§ **REQUIREMENT**
Pick out each line containing the string "wynosi".

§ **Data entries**
***
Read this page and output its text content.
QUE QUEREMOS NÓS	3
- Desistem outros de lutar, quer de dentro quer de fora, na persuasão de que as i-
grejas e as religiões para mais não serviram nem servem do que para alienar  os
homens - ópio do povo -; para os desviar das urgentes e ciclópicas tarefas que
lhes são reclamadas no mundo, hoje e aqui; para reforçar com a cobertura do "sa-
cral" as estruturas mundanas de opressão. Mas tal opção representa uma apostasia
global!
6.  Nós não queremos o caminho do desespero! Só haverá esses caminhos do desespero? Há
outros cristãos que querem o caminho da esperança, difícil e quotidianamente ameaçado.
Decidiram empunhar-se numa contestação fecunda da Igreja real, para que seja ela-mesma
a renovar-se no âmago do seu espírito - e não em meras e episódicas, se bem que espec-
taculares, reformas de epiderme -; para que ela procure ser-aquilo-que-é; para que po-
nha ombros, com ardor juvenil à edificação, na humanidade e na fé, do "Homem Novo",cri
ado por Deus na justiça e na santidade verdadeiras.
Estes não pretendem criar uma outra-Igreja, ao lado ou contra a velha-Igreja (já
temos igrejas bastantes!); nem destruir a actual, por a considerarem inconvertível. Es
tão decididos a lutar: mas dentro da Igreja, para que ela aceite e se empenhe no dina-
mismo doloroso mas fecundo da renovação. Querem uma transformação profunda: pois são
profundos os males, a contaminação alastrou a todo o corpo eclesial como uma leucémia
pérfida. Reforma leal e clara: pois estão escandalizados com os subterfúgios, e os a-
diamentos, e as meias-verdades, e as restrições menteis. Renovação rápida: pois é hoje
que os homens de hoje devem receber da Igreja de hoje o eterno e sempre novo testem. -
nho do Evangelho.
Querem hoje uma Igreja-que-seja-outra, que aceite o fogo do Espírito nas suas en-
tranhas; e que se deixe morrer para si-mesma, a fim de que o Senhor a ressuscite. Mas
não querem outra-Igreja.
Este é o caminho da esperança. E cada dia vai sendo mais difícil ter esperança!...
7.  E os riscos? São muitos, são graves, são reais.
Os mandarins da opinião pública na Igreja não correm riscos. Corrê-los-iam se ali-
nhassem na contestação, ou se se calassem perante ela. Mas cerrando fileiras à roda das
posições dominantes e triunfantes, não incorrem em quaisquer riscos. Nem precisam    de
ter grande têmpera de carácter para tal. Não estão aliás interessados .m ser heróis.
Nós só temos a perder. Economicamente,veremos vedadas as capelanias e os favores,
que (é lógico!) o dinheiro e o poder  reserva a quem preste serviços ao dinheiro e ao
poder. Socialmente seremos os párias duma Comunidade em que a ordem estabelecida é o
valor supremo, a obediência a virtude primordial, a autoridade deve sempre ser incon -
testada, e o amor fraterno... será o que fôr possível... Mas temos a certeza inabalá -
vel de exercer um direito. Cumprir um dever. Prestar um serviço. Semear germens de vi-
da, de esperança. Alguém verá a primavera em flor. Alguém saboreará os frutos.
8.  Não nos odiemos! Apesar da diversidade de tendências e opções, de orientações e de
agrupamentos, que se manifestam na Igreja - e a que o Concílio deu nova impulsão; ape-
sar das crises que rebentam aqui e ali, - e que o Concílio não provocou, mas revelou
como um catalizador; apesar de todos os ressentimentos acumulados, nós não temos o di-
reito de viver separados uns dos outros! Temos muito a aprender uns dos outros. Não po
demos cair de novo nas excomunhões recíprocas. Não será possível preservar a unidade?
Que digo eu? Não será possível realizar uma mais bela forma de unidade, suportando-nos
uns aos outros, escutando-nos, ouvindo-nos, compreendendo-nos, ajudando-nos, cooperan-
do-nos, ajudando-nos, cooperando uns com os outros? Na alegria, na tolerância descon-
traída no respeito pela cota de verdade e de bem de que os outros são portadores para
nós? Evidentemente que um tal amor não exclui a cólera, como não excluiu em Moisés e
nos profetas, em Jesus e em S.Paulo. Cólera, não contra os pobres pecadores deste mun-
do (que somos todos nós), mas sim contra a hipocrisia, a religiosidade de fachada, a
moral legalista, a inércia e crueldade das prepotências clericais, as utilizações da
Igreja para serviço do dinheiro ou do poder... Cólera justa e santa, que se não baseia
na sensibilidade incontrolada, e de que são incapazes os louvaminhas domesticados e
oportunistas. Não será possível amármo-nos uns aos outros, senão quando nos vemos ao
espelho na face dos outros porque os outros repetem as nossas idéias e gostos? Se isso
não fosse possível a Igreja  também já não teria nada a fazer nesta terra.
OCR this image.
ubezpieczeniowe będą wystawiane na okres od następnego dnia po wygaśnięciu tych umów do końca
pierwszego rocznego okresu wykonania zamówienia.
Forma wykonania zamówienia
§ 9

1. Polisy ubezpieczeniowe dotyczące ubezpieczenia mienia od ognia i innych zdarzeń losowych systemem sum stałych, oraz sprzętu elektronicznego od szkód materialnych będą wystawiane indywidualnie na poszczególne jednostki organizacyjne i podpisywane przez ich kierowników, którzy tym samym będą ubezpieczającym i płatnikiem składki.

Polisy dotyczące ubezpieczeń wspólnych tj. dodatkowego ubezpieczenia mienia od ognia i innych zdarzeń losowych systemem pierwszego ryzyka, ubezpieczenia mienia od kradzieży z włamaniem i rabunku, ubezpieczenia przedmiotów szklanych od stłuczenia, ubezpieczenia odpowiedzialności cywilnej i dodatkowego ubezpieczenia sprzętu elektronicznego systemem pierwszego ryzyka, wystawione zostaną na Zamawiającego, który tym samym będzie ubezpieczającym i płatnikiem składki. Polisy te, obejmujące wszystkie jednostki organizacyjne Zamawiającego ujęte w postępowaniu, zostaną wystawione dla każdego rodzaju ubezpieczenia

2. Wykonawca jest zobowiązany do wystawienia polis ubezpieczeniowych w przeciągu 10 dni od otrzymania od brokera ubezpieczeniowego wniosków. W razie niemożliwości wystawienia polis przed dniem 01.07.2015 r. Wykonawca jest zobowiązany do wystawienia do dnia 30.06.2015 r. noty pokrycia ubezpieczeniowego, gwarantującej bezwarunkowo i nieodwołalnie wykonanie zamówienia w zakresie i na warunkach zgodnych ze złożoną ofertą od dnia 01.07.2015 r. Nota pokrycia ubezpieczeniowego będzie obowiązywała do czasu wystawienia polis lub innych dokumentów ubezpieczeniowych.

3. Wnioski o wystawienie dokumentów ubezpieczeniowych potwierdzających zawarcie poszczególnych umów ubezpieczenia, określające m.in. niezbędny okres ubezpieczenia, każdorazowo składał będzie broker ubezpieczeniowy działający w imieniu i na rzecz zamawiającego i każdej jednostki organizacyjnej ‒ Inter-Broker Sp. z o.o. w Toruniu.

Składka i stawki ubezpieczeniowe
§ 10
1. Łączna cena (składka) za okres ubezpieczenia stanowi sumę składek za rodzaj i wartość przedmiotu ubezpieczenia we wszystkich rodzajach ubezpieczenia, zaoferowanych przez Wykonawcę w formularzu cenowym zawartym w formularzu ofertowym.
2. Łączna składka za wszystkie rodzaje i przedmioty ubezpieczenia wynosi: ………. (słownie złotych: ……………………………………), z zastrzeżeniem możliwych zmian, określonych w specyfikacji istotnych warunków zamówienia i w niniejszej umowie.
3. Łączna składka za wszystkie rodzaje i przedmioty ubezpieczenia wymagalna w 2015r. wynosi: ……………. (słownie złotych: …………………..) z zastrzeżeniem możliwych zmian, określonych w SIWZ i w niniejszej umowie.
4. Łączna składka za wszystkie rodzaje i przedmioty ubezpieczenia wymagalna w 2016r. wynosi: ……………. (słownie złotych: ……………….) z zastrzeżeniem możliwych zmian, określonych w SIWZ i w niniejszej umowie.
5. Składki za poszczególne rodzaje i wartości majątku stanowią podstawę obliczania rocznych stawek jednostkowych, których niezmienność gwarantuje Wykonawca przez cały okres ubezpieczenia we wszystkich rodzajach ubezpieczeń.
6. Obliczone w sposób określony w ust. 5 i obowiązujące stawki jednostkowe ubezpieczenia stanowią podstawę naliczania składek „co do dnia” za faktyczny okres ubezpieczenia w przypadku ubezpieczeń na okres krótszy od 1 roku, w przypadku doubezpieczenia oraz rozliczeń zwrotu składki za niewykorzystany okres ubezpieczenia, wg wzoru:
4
***
§ **OUTPUT BELOW**
2. Łączna składka za wszystkie rodzaje i przedmioty ubezpieczenia wynosi: ………. (słownie złotych: ……………………………………), z zastrzeżeniem możliwych zmian, określonych w specyfikacji istotnych warunków zamówienia i w niniejszej umowie.
3. Łączna składka za wszystkie rodzaje i przedmioty ubezpieczenia wymagalna w 2015r. wynosi: ……………. (słownie złotych: …………………..) z zastrzeżeniem możliwych zmian, określonych w SIWZ i w niniejszej umowie.
4. Łączna składka za wszystkie rodzaje i przedmioty ubezpieczenia wymagalna w 2016r. wynosi: ……………. (słownie złotych: ……………….) z zastrzeżeniem możliwych zmian, określonych w SIWZ i w niniejszej umowie.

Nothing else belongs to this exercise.